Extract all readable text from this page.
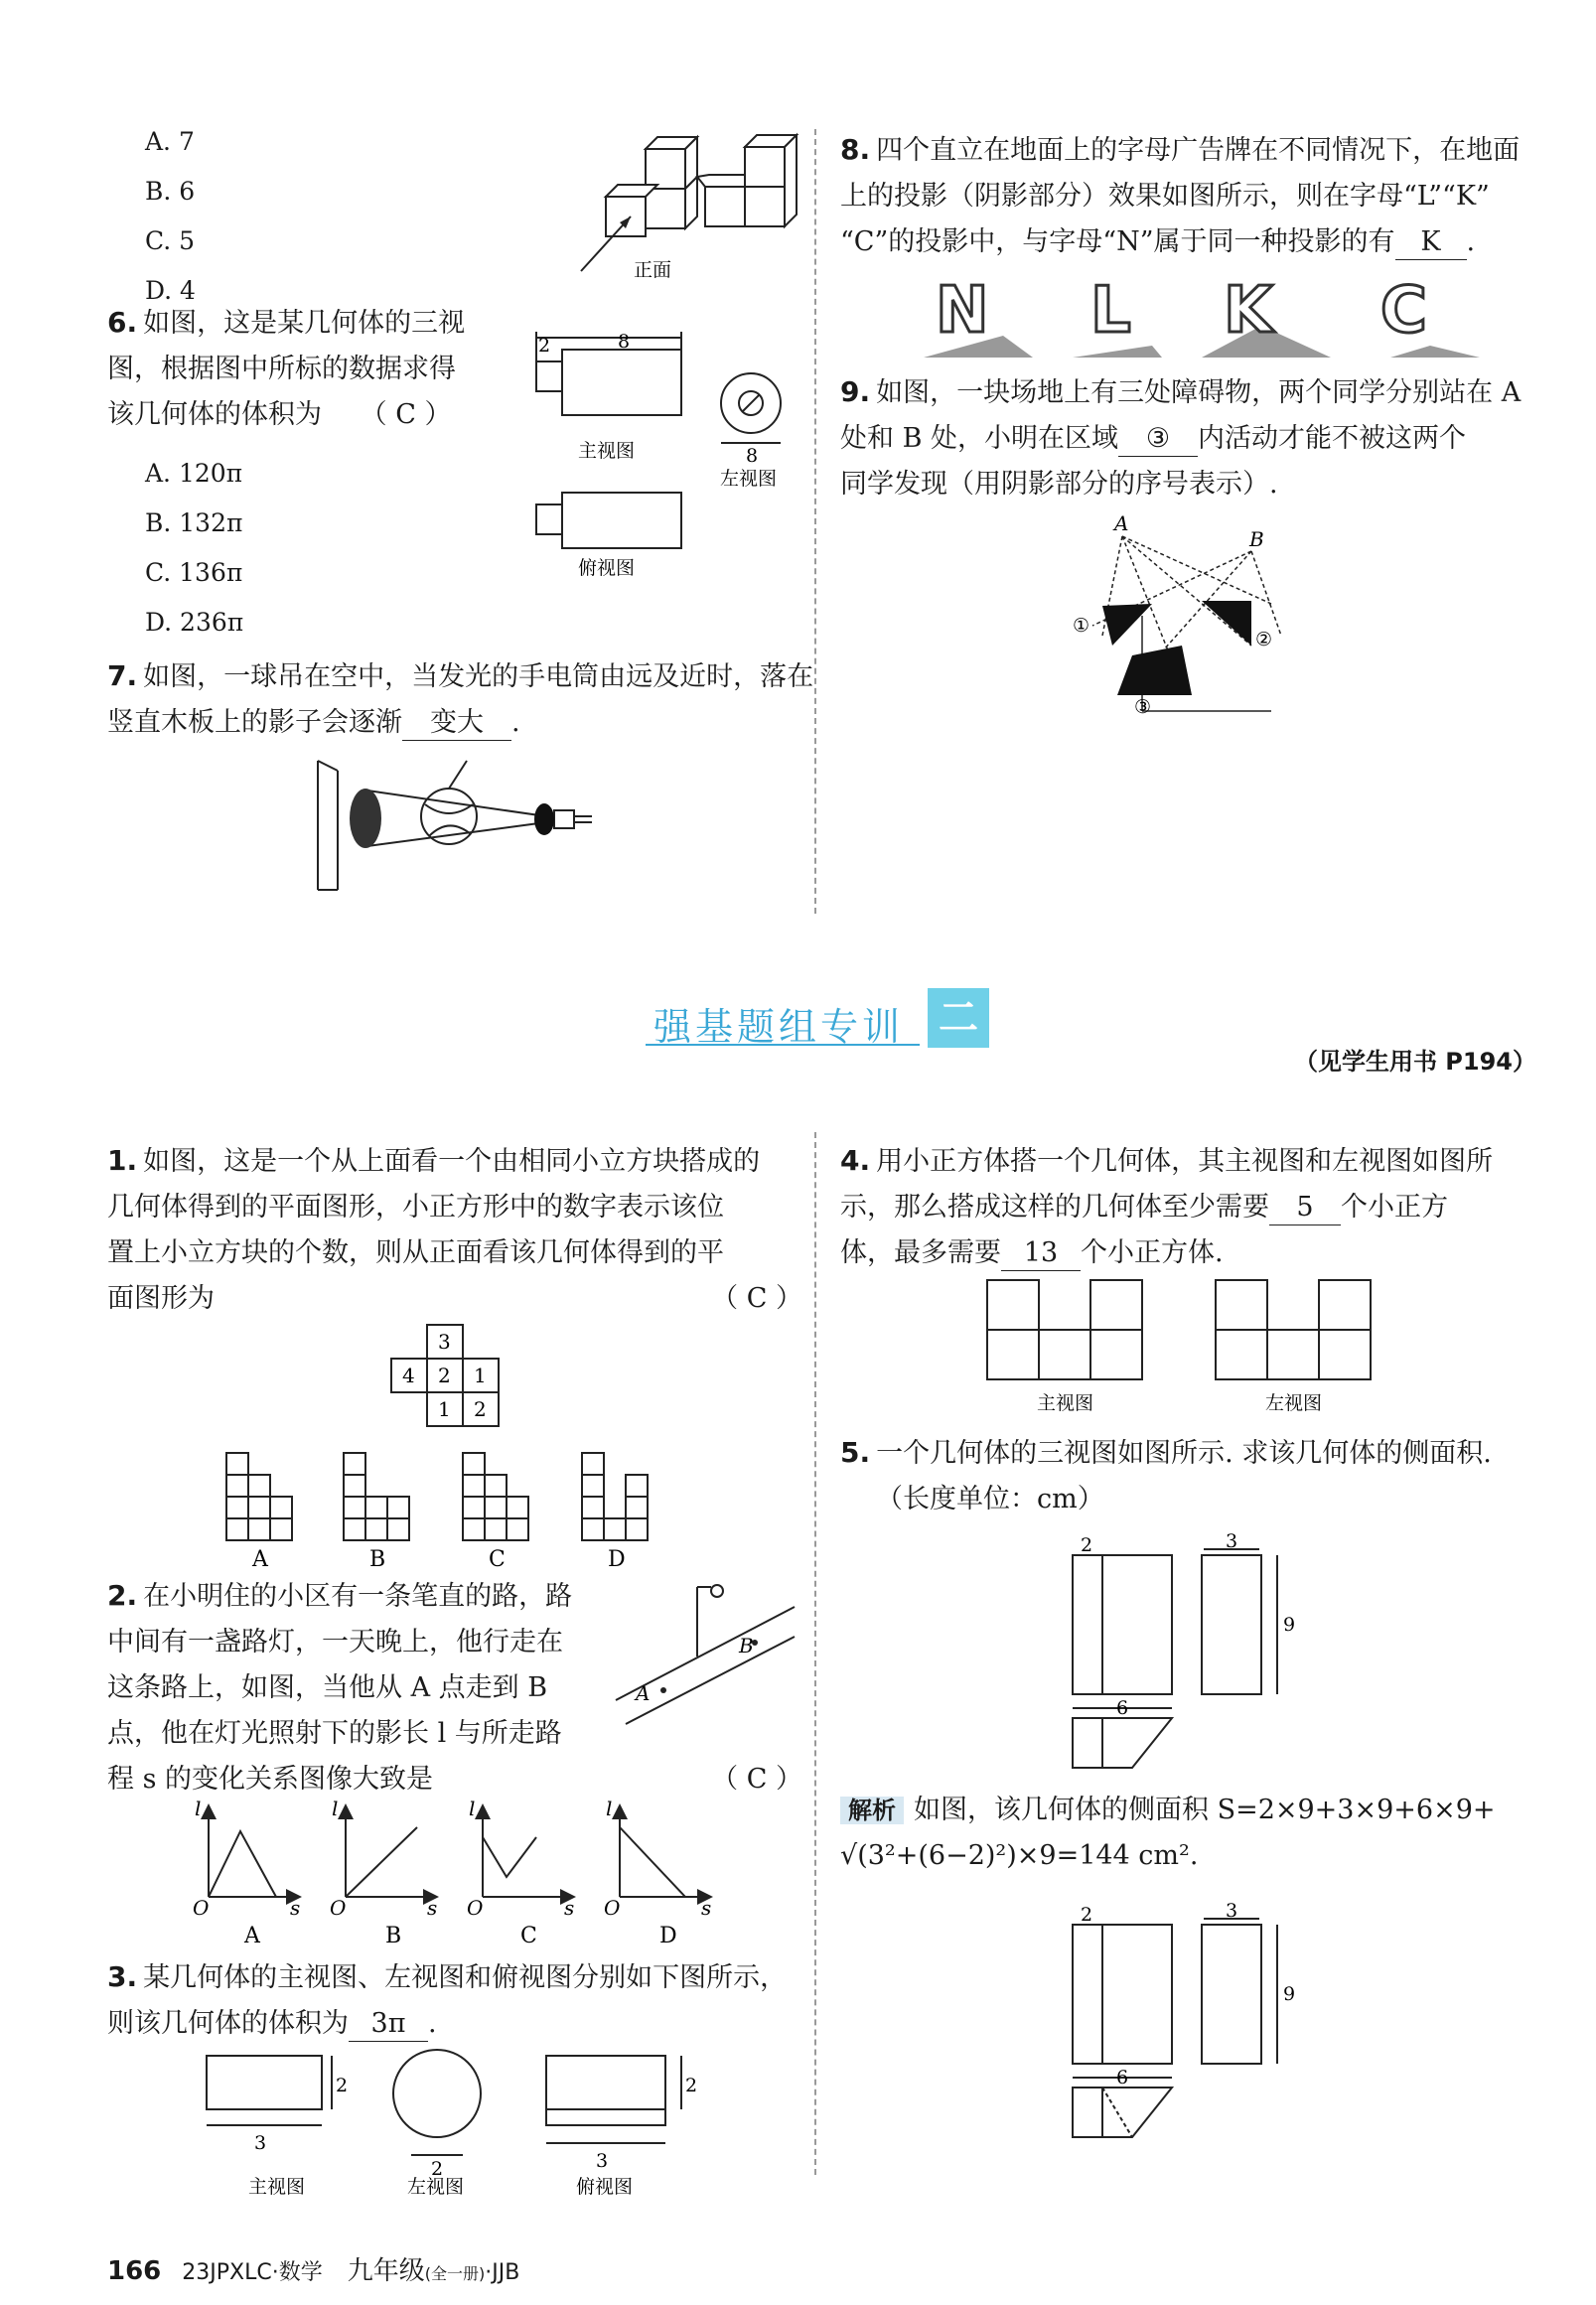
A. 7
B. 6
C. 5
D. 4
正面
6. 如图，这是某几何体的三视
图，根据图中所标的数据求得
该几何体的体积为 （ C ）
A. 120π
B. 132π
C. 136π
D. 236π
2	8
8
主视图
左视图
俯视图
7. 如图，一球吊在空中，当发光的手电筒由远及近时，落在
竖直木板上的影子会逐渐 变大 .
8. 四个直立在地面上的字母广告牌在不同情况下，在地面
上的投影（阴影部分）效果如图所示，则在字母“L”“K”
“C”的投影中，与字母“N”属于同一种投影的有 K .
N L K C
9. 如图，一块场地上有三处障碍物，两个同学分别站在 A
处和 B 处，小明在区域 ③ 内活动才能不被这两个
同学发现（用阴影部分的序号表示）.
A
B
①
②
③
强基题组专训 二
（见学生用书 P194）
1. 如图，这是一个从上面看一个由相同小立方块搭成的
几何体得到的平面图形，小正方形中的数字表示该位
置上小立方块的个数，则从正面看该几何体得到的平
面图形为	（ C ）
3
4 2 1
1 2
A	B	C	D
2. 在小明住的小区有一条笔直的路，路
中间有一盏路灯，一天晚上，他行走在
这条路上，如图，当他从 A 点走到 B
点，他在灯光照射下的影长 l 与所走路
程 s 的变化关系图像大致是	（ C ）
A
B
l
O	s
l
O	s
l
O	s
l
O	s
A	B	C	D
3. 某几何体的主视图、左视图和俯视图分别如下图所示，
则该几何体的体积为 3π .
2
3
2
2
3
主视图	左视图	俯视图
4. 用小正方体搭一个几何体，其主视图和左视图如图所
示，那么搭成这样的几何体至少需要 5 个小正方
体，最多需要 13 个小正方体.
主视图	左视图
5. 一个几何体的三视图如图所示. 求该几何体的侧面积.
（长度单位：cm）
2	3
9
6
解析 如图，该几何体的侧面积 S=2×9+3×9+6×9+
√(3²+(6−2)²)×9=144 cm².
2	3
9
6
166 23JPXLC·数学 九年级(全一册)·JJB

● **SET EXERCISE**: Copy every record above exactly, leaving out any pictures.

● **PROBLEM SOLUTION**:
Extract all readable text from this page.
A. 7
B. 6
C. 5
D. 4
正面
6. 如图，这是某几何体的三视
图，根据图中所标的数据求得
该几何体的体积为 （ C ）
A. 120π
B. 132π
C. 136π
D. 236π
2	8
8
主视图
左视图
俯视图
7. 如图，一球吊在空中，当发光的手电筒由远及近时，落在
竖直木板上的影子会逐渐 变大 .
8. 四个直立在地面上的字母广告牌在不同情况下，在地面
上的投影（阴影部分）效果如图所示，则在字母“L”“K”
“C”的投影中，与字母“N”属于同一种投影的有 K .
N L K C
9. 如图，一块场地上有三处障碍物，两个同学分别站在 A
处和 B 处，小明在区域 ③ 内活动才能不被这两个
同学发现（用阴影部分的序号表示）.
A
B
①
②
③
强基题组专训 二
（见学生用书 P194）
1. 如图，这是一个从上面看一个由相同小立方块搭成的
几何体得到的平面图形，小正方形中的数字表示该位
置上小立方块的个数，则从正面看该几何体得到的平
面图形为	（ C ）
3
4 2 1
1 2
A	B	C	D
2. 在小明住的小区有一条笔直的路，路
中间有一盏路灯，一天晚上，他行走在
这条路上，如图，当他从 A 点走到 B
点，他在灯光照射下的影长 l 与所走路
程 s 的变化关系图像大致是	（ C ）
A
B
l
O	s
l
O	s
l
O	s
l
O	s
A	B	C	D
3. 某几何体的主视图、左视图和俯视图分别如下图所示，
则该几何体的体积为 3π .
2
3
2
2
3
主视图	左视图	俯视图
4. 用小正方体搭一个几何体，其主视图和左视图如图所
示，那么搭成这样的几何体至少需要 5 个小正方
体，最多需要 13 个小正方体.
主视图	左视图
5. 一个几何体的三视图如图所示. 求该几何体的侧面积.
（长度单位：cm）
2	3
9
6
解析 如图，该几何体的侧面积 S=2×9+3×9+6×9+
√(3²+(6−2)²)×9=144 cm².
2	3
9
6
166 23JPXLC·数学 九年级(全一册)·JJB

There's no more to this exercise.